■ Task prompt:
Locate each line below that includes "hour" and reproduce it.

■ Dataset excerpts:
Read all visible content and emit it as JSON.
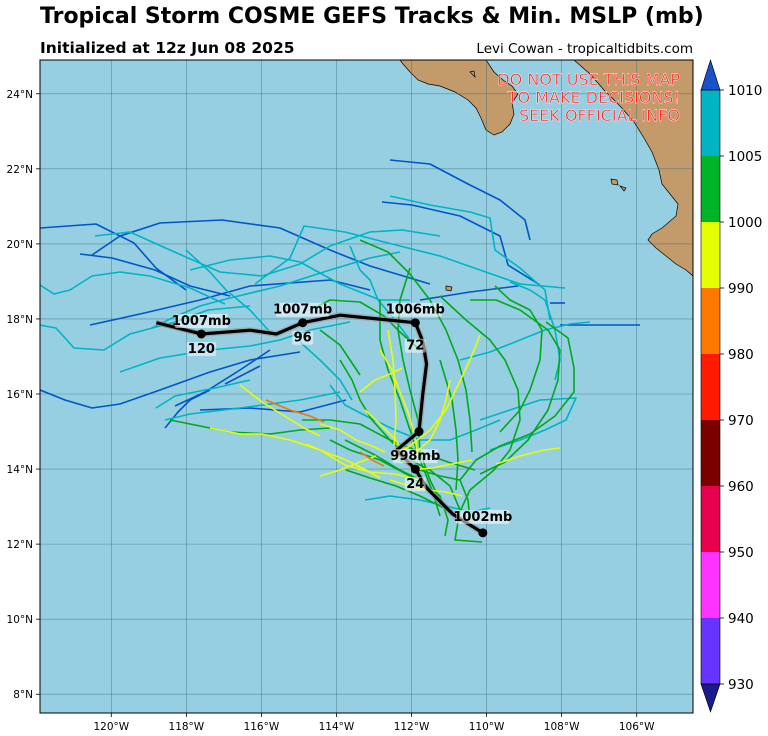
{
  "title": "Tropical Storm COSME GEFS Tracks & Min. MSLP (mb)",
  "subtitle": "Initialized at 12z Jun 08 2025",
  "credit": "Levi Cowan - tropicaltidbits.com",
  "warning": [
    "DO NOT USE THIS MAP",
    "TO MAKE DECISIONS!",
    "SEEK OFFICIAL INFO"
  ],
  "colors": {
    "ocean": "#96cfe2",
    "land": "#c39a69",
    "track_cyan": "#00b4c3",
    "track_blue": "#0055c8",
    "track_green": "#00a81a",
    "track_yellow": "#e6ff00",
    "track_orange": "#f07800",
    "mean_track": "#000000"
  },
  "map": {
    "lon_labels": [
      "120°W",
      "118°W",
      "116°W",
      "114°W",
      "112°W",
      "110°W",
      "108°W",
      "106°W"
    ],
    "lat_labels": [
      "8°N",
      "10°N",
      "12°N",
      "14°N",
      "16°N",
      "18°N",
      "20°N",
      "22°N",
      "24°N"
    ],
    "lon_range": [
      -121.9,
      -104.5
    ],
    "lat_range": [
      7.5,
      24.9
    ]
  },
  "colorbar": {
    "ticks": [
      "930",
      "940",
      "950",
      "960",
      "970",
      "980",
      "990",
      "1000",
      "1005",
      "1010"
    ],
    "bins": [
      {
        "from": 930,
        "to": 940,
        "color": "#6633ff"
      },
      {
        "from": 940,
        "to": 950,
        "color": "#ff33ff"
      },
      {
        "from": 950,
        "to": 960,
        "color": "#e6004d"
      },
      {
        "from": 960,
        "to": 970,
        "color": "#7a0000"
      },
      {
        "from": 970,
        "to": 980,
        "color": "#ff1a00"
      },
      {
        "from": 980,
        "to": 990,
        "color": "#ff7800"
      },
      {
        "from": 990,
        "to": 1000,
        "color": "#e6ff00"
      },
      {
        "from": 1000,
        "to": 1005,
        "color": "#00b428"
      },
      {
        "from": 1005,
        "to": 1010,
        "color": "#00b4c3"
      }
    ],
    "under_color": "#1a1a8c",
    "over_color": "#1a50c8"
  },
  "mean_track_points": [
    {
      "lon": -110.1,
      "lat": 12.3,
      "pressure": "1002mb",
      "hour": ""
    },
    {
      "lon": -111.9,
      "lat": 14.0,
      "pressure": "998mb",
      "hour": "24"
    },
    {
      "lon": -111.8,
      "lat": 15.0,
      "pressure": "",
      "hour": ""
    },
    {
      "lon": -111.9,
      "lat": 17.9,
      "pressure": "1006mb",
      "hour": "72"
    },
    {
      "lon": -114.9,
      "lat": 17.9,
      "pressure": "1007mb",
      "hour": "96"
    },
    {
      "lon": -117.6,
      "lat": 17.6,
      "pressure": "1007mb",
      "hour": "120"
    }
  ]
}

■ Output for this exercise:
      "hour": ""
      "hour": "24"
      "hour": ""
      "hour": "72"
      "hour": "96"
      "hour": "120"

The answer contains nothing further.